### What to work on
Lines containing the word "countries" are to be located and copied.

===

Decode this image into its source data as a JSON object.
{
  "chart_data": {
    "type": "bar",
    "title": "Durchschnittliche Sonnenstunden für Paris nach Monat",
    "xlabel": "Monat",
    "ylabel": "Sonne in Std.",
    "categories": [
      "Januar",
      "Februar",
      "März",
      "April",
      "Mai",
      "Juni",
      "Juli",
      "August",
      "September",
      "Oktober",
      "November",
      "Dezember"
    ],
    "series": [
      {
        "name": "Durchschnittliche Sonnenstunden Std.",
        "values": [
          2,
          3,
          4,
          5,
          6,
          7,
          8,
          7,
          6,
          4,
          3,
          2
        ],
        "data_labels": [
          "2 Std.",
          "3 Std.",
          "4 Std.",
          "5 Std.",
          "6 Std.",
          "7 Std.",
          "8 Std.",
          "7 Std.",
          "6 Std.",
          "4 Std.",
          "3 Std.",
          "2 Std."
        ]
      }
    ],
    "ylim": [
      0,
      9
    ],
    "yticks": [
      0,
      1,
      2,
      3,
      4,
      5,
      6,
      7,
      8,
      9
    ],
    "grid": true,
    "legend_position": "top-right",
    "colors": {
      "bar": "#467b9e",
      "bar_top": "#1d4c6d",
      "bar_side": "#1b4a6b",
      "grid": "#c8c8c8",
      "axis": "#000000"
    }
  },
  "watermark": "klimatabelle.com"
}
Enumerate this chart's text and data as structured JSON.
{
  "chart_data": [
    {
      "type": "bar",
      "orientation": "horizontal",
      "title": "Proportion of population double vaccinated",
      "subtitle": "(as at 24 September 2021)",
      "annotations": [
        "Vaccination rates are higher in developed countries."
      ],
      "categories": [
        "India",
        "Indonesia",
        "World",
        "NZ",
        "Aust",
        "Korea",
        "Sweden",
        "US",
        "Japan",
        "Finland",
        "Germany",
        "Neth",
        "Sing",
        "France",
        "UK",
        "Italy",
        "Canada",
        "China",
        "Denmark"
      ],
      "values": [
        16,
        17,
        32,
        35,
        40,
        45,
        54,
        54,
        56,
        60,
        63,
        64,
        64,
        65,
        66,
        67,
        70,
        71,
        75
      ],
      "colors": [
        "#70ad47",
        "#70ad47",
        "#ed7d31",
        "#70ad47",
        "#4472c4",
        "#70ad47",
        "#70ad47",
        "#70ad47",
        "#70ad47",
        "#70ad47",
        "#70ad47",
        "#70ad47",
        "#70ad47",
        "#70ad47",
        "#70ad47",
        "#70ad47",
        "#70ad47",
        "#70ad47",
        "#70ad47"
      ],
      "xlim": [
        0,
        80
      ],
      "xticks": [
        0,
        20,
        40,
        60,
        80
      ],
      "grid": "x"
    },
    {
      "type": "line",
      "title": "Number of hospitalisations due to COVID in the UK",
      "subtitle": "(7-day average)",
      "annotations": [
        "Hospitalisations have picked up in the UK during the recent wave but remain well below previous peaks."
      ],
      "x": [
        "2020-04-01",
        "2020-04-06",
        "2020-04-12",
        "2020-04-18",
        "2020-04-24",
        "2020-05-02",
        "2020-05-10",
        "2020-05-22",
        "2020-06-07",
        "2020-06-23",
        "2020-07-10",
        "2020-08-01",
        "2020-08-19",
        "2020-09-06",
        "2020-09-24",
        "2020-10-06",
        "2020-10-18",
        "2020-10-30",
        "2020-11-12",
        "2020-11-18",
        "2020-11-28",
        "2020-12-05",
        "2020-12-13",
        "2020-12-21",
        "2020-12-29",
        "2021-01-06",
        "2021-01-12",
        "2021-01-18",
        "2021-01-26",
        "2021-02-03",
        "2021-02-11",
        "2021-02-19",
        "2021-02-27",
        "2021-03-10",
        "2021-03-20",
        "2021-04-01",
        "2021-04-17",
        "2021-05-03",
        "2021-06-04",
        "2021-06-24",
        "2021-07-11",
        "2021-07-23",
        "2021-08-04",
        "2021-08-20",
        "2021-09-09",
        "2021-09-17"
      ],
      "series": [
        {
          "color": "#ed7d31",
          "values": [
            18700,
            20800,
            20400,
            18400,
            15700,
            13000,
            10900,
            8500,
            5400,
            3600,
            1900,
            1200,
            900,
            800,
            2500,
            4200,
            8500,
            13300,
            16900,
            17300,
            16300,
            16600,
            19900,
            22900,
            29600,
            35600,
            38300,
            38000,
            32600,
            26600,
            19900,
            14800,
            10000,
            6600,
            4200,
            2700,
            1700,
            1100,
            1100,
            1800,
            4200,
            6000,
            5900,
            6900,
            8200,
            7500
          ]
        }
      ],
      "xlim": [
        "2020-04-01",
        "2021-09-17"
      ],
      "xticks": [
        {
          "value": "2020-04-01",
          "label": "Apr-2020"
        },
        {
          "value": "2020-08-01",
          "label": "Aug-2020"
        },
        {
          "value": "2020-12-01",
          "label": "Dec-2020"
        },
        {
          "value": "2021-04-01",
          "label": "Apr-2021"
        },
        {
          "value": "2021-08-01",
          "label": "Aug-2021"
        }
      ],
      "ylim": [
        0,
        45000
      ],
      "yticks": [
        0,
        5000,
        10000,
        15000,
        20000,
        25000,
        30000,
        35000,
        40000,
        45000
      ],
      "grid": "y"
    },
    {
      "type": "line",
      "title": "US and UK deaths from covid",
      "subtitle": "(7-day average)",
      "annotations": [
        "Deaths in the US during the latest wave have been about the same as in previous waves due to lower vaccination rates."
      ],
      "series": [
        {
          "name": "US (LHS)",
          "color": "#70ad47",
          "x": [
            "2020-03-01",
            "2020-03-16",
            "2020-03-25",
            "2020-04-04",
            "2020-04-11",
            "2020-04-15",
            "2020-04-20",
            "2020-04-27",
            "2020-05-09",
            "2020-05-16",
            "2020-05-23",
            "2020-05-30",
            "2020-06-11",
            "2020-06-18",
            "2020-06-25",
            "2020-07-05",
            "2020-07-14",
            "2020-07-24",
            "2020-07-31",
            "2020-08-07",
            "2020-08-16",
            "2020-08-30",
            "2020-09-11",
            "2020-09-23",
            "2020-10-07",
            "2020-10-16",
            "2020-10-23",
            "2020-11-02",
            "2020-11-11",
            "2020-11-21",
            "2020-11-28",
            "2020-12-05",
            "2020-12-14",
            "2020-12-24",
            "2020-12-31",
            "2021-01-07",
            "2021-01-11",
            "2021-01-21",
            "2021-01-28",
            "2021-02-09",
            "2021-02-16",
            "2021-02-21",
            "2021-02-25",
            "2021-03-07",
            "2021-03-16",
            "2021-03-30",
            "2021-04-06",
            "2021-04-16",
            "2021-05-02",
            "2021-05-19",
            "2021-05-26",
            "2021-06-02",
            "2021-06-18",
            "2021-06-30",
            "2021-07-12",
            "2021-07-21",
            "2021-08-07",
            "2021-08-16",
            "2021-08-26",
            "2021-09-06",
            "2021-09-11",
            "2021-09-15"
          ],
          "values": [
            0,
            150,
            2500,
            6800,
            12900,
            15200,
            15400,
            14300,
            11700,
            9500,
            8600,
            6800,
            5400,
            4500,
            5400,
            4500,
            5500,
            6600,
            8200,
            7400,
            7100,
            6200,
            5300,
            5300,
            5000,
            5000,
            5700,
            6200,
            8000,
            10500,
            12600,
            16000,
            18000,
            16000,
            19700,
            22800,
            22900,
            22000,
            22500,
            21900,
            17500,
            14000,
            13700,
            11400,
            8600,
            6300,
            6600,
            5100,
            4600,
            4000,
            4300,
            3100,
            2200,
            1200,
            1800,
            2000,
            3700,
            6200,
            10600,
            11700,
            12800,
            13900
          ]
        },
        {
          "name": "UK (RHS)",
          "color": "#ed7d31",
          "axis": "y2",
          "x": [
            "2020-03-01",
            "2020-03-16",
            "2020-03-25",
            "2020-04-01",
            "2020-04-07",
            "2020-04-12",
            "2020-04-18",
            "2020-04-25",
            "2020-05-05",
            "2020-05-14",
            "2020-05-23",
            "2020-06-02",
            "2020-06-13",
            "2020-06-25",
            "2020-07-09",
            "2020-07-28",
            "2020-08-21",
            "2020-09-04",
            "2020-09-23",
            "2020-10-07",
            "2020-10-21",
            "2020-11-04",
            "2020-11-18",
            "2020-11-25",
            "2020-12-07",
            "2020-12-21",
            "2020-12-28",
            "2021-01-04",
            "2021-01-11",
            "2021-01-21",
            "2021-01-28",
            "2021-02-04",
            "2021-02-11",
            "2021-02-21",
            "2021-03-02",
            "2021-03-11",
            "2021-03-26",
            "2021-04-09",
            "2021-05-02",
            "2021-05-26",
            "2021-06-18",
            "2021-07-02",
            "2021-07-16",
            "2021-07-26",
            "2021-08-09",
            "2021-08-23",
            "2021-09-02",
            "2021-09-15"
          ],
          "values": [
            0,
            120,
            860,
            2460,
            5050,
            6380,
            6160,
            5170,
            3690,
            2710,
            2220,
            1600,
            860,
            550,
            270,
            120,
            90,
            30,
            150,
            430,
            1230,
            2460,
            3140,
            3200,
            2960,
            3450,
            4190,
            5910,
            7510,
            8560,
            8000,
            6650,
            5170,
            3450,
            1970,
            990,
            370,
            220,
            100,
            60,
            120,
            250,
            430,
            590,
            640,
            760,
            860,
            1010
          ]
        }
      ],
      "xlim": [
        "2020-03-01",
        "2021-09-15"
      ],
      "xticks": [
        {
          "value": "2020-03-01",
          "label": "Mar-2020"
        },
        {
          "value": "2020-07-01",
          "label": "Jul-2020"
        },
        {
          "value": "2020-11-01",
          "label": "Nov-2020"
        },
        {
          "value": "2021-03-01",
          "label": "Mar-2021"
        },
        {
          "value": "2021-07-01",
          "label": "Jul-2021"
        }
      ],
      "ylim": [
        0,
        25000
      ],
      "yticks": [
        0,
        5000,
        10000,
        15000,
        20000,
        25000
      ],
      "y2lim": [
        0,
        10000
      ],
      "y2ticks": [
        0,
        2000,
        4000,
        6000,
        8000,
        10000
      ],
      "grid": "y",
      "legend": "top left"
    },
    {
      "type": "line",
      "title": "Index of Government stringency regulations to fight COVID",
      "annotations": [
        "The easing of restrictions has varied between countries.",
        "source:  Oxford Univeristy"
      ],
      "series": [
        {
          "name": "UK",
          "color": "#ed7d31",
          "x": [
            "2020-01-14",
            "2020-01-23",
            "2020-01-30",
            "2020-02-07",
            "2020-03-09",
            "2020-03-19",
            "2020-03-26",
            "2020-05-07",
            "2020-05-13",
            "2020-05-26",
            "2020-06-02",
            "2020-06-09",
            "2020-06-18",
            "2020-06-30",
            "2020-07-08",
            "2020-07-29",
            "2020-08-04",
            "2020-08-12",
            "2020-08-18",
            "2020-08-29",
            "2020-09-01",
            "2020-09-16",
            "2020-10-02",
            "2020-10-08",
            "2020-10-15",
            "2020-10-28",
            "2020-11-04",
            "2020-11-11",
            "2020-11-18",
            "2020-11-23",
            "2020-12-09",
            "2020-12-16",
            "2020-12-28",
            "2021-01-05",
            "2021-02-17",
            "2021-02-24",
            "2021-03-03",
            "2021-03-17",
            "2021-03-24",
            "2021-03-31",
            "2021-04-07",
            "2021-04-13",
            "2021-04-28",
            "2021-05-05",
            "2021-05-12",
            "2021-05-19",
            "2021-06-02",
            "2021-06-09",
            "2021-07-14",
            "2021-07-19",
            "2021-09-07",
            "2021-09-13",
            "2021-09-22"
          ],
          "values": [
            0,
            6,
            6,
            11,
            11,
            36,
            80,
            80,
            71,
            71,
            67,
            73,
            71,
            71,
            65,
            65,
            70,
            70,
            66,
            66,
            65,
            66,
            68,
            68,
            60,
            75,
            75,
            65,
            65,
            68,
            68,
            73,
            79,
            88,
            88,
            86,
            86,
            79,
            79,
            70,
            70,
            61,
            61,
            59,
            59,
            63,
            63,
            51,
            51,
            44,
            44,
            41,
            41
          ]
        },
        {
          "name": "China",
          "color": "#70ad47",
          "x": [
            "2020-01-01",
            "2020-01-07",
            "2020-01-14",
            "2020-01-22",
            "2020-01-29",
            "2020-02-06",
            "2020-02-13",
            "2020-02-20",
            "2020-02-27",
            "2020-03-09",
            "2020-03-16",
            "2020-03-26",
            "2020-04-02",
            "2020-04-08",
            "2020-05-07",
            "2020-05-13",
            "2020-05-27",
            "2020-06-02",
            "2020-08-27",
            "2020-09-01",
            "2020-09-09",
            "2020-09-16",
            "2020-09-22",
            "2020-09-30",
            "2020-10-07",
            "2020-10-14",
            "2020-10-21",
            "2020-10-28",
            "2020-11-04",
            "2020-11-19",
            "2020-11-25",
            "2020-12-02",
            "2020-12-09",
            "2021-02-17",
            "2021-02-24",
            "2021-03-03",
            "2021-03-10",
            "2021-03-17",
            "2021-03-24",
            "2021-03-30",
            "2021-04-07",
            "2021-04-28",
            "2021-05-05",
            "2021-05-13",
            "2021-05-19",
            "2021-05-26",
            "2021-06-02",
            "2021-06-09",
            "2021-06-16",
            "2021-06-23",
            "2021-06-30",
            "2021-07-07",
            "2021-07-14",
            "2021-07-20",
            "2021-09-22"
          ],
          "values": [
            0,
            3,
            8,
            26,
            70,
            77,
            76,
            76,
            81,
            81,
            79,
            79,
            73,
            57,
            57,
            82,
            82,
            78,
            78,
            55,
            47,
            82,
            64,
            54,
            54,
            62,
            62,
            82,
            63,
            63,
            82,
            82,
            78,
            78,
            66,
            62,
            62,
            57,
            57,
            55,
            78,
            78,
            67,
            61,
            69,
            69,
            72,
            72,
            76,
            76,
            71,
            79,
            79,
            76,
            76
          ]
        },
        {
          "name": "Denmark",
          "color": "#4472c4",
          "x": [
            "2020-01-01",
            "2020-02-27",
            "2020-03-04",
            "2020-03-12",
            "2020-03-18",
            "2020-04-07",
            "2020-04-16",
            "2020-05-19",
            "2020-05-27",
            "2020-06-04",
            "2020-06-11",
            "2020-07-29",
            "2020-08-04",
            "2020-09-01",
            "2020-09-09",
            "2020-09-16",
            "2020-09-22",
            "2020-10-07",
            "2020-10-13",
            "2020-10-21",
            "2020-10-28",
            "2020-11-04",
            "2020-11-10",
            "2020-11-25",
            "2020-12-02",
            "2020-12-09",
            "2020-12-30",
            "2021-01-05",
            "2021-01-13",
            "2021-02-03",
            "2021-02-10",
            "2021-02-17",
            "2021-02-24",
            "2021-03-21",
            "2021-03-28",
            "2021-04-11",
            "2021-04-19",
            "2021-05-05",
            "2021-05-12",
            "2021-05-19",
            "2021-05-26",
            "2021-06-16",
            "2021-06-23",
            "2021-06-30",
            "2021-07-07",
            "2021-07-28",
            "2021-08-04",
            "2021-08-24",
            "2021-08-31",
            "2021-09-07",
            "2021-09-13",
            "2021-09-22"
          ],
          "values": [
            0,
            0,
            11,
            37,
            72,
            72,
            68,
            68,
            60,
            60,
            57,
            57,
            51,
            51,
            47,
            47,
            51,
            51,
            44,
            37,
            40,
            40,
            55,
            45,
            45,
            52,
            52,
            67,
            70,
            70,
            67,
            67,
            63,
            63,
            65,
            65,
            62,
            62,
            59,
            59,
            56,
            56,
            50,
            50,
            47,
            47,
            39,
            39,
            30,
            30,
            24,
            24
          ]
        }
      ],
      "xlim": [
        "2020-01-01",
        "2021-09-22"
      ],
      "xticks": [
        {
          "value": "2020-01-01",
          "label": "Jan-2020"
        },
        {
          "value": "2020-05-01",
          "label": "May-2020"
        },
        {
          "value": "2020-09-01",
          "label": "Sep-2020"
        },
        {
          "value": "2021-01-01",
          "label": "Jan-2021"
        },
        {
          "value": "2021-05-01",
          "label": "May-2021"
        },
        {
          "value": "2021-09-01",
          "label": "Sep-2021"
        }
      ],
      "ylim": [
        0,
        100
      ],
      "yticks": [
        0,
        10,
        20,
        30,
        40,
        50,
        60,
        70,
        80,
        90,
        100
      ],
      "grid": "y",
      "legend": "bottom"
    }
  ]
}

===

### Response to this exercise
        "Vaccination rates are higher in developed countries."
        "The easing of restrictions has varied between countries.",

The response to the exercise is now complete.